Do any lines in the data below contain "حماد"? If so, copy every one of them.

*DATA SHOWN:*

▬▬▬▬▬▬▬▬▬▬

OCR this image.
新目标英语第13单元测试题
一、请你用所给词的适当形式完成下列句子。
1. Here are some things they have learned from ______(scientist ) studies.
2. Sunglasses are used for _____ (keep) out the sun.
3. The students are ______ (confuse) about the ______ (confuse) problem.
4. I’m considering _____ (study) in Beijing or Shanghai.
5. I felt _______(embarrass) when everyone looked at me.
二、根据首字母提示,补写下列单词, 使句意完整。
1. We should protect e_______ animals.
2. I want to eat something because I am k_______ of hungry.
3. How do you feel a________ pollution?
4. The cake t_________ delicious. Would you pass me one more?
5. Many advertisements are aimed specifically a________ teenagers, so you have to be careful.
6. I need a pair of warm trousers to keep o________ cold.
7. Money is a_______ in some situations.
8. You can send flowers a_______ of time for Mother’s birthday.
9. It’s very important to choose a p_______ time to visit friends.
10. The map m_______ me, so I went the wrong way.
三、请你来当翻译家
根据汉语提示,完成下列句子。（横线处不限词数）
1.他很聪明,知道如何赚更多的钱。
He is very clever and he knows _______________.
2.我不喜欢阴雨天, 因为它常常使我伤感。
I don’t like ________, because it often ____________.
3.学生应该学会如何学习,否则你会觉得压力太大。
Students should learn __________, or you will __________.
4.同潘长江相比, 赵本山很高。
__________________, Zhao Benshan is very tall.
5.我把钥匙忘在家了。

▬▬▬▬▬▬▬▬▬▬

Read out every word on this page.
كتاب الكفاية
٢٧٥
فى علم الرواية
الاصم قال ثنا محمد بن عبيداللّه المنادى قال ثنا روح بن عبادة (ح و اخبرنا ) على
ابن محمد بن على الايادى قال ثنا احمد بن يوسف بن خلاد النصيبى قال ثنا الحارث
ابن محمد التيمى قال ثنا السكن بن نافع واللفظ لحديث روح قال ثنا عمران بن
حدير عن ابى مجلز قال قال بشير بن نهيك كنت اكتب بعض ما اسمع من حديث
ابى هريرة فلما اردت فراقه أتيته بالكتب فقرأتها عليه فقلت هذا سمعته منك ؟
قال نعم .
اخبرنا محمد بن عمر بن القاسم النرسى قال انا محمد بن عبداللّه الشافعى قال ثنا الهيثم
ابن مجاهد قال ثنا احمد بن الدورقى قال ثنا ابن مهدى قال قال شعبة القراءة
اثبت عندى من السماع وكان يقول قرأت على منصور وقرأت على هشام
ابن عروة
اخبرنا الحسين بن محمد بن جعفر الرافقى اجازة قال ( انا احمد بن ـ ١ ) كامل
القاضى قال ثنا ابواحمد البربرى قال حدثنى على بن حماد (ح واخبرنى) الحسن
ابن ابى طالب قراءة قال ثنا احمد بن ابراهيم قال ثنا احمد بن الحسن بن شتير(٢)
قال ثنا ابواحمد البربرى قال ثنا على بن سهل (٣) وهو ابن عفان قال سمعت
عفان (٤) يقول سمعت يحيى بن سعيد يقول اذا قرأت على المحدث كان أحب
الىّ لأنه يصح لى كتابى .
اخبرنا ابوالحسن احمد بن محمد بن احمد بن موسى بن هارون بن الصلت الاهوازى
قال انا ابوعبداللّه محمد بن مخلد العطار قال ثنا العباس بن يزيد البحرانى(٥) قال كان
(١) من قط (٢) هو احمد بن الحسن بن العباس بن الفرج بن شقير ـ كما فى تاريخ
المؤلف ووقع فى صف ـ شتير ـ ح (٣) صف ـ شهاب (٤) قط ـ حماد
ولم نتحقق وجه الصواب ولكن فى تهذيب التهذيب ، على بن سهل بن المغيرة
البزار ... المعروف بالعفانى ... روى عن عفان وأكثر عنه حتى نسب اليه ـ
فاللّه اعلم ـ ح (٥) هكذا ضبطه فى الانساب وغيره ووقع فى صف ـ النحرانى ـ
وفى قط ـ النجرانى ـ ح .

▬▬▬▬▬▬▬▬▬▬

*WORKED ANSWER:*
القاضى قال ثنا ابواحمد البربرى قال حدثنى على بن حماد (ح واخبرنى) الحسن
المؤلف ووقع فى صف ـ شتير ـ ح (٣) صف ـ شهاب (٤) قط ـ حماد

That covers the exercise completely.